Request: Lines containing "List" are to be counted. Give the number and nothing more.

— BEGIN Exercise material —

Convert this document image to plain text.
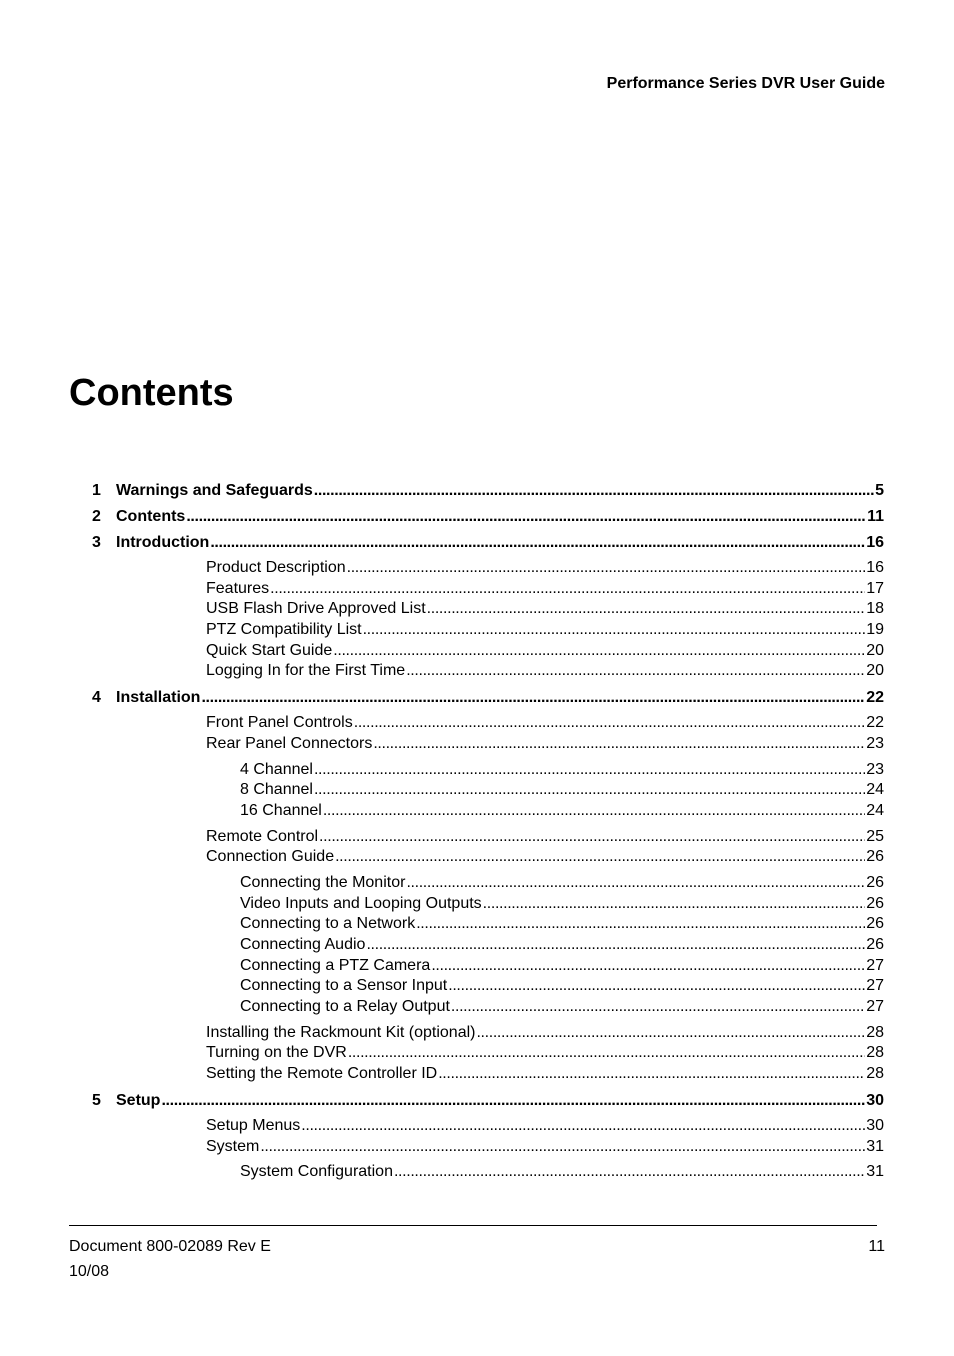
Performance Series DVR User Guide
Contents
1 Warnings and Safeguards . . .	5
2 Contents . . .	11
3 Introduction . . .	16
Product Description . . .	16
Features . . .	17
USB Flash Drive Approved List . . .	18
PTZ Compatibility List . . .	19
Quick Start Guide . . .	20
Logging In for the First Time . . .	20
4 Installation . . .	22
Front Panel Controls . . .	22
Rear Panel Connectors . . .	23
4 Channel . . .	23
8 Channel . . .	24
16 Channel . . .	24
Remote Control . . .	25
Connection Guide . . .	26
Connecting the Monitor . . .	26
Video Inputs and Looping Outputs . . .	26
Connecting to a Network . . .	26
Connecting Audio . . .	26
Connecting a PTZ Camera . . .	27
Connecting to a Sensor Input . . .	27
Connecting to a Relay Output . . .	27
Installing the Rackmount Kit (optional) . . .	28
Turning on the DVR . . .	28
Setting the Remote Controller ID . . .	28
5 Setup . . .	30
Setup Menus . . .	30
System . . .	31
System Configuration . . .	31
Document 800-02089 Rev E
10/08
11
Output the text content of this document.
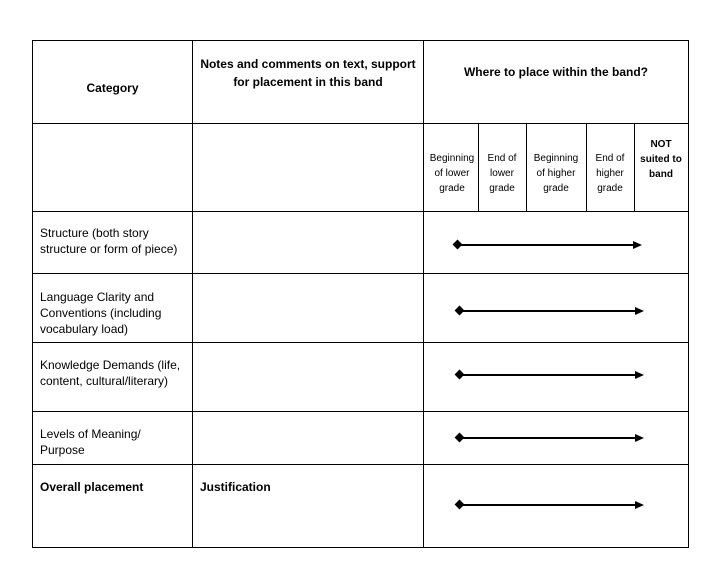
Category
Notes and comments on text, support for placement in this band
Where to place within the band?
Beginning of lower grade
End of lower grade
Beginning of higher grade
End of higher grade
NOT suited to band
Structure (both story structure or form of piece)
Language Clarity and Conventions (including vocabulary load)
Knowledge Demands (life, content, cultural/literary)
Levels of Meaning/ Purpose
Overall placement	Justification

— END Exercise material —

Answer to the problem: 2